• TASK PROMPT: Gather all lines in the records below that include the word "Simple".

• DATASET CONTENT:
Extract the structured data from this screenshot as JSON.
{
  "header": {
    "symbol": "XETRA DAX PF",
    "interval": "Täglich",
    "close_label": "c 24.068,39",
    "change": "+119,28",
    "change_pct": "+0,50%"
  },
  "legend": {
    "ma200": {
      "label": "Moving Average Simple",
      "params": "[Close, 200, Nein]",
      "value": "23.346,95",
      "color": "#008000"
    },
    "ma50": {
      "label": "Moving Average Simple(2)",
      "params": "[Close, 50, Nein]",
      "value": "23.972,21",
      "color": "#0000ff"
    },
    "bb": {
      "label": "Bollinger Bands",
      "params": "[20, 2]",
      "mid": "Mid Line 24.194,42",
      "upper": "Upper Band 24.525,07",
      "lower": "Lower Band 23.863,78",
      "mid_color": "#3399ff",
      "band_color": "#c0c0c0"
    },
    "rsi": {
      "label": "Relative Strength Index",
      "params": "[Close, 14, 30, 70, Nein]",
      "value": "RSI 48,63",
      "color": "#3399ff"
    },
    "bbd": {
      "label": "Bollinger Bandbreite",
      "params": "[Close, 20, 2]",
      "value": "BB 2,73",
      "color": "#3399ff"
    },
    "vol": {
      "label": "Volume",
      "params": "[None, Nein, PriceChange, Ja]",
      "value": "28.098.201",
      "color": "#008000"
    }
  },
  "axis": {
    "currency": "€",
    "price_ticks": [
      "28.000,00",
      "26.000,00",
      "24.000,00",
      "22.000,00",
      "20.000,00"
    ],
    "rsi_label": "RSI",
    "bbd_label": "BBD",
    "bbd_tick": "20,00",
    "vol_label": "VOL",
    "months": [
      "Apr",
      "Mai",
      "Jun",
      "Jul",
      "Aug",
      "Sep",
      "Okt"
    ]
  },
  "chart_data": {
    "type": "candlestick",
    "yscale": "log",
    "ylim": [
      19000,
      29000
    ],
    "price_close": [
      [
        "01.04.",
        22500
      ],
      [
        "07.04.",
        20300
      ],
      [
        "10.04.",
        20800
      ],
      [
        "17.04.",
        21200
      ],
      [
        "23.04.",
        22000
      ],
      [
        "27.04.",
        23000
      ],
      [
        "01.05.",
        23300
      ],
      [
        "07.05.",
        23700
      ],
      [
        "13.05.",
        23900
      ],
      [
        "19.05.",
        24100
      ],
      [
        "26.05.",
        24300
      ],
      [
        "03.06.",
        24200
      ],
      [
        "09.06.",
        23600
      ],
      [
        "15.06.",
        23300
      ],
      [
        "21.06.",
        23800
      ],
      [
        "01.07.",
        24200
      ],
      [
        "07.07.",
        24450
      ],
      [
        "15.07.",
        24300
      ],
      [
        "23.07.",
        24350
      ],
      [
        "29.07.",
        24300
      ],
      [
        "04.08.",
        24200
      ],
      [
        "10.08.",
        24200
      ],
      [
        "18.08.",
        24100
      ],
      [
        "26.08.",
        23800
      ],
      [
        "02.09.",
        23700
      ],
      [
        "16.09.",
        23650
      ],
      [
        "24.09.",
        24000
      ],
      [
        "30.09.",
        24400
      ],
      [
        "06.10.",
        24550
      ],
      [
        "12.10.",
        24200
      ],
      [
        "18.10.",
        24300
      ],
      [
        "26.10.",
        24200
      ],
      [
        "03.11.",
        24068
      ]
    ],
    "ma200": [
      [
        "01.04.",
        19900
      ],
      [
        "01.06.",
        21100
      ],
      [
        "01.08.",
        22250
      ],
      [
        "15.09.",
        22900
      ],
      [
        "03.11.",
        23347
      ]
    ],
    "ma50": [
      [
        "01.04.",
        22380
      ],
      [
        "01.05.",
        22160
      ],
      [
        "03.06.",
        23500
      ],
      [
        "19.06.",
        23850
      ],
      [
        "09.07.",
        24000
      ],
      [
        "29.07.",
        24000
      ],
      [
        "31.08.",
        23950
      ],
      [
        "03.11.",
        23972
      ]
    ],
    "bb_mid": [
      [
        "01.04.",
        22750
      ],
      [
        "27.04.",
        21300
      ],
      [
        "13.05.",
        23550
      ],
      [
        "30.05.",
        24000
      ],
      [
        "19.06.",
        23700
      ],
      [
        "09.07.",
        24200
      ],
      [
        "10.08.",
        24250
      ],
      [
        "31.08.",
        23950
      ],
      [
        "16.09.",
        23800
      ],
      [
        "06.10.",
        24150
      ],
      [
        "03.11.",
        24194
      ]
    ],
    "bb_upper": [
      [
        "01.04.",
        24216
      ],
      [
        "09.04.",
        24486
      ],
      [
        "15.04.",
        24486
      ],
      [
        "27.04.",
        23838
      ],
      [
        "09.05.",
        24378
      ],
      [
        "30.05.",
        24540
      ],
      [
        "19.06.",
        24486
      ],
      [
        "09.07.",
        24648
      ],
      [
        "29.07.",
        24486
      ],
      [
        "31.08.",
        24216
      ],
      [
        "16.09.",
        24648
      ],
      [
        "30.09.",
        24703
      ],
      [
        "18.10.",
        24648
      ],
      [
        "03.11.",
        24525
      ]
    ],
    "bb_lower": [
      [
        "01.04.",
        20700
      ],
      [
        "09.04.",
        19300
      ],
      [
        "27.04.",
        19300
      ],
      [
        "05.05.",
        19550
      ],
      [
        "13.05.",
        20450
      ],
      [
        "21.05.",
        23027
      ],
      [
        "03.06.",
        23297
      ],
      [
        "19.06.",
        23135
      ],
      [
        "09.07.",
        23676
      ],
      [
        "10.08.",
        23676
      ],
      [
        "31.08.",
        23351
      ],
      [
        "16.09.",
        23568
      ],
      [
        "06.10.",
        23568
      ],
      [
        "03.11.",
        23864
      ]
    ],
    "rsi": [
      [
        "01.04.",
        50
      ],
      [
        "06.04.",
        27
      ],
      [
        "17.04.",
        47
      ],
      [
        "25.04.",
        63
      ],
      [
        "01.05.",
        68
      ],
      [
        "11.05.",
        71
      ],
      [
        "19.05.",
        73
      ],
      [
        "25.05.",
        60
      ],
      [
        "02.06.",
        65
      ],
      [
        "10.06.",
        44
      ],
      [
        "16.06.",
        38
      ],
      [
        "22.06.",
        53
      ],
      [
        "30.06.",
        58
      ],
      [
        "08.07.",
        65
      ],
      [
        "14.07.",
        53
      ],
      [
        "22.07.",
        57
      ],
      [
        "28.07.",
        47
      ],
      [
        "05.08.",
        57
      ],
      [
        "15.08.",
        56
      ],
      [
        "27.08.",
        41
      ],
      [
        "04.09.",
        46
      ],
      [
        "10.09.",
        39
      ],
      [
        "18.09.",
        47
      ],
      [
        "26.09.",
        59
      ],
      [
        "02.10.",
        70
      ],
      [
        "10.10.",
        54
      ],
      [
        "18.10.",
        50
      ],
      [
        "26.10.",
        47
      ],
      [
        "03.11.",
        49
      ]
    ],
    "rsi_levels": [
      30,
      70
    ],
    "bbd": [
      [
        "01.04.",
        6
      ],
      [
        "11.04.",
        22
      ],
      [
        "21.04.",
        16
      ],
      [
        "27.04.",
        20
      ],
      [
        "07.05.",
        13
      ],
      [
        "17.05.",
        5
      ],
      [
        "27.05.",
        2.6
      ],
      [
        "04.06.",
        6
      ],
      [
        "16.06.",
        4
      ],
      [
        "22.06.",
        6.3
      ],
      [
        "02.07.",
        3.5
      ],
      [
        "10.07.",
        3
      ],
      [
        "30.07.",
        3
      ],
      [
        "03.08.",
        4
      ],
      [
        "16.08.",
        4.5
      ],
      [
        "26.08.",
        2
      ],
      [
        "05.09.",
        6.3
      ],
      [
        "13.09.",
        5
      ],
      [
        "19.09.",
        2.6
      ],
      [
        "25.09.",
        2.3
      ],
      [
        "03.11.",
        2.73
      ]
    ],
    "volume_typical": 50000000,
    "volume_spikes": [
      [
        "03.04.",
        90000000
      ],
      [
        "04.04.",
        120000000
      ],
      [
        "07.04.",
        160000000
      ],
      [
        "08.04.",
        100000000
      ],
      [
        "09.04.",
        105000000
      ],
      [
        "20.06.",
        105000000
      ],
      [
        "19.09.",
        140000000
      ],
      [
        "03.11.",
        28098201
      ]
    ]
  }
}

• RESULT:
      "label": "Moving Average Simple",
      "label": "Moving Average Simple(2)",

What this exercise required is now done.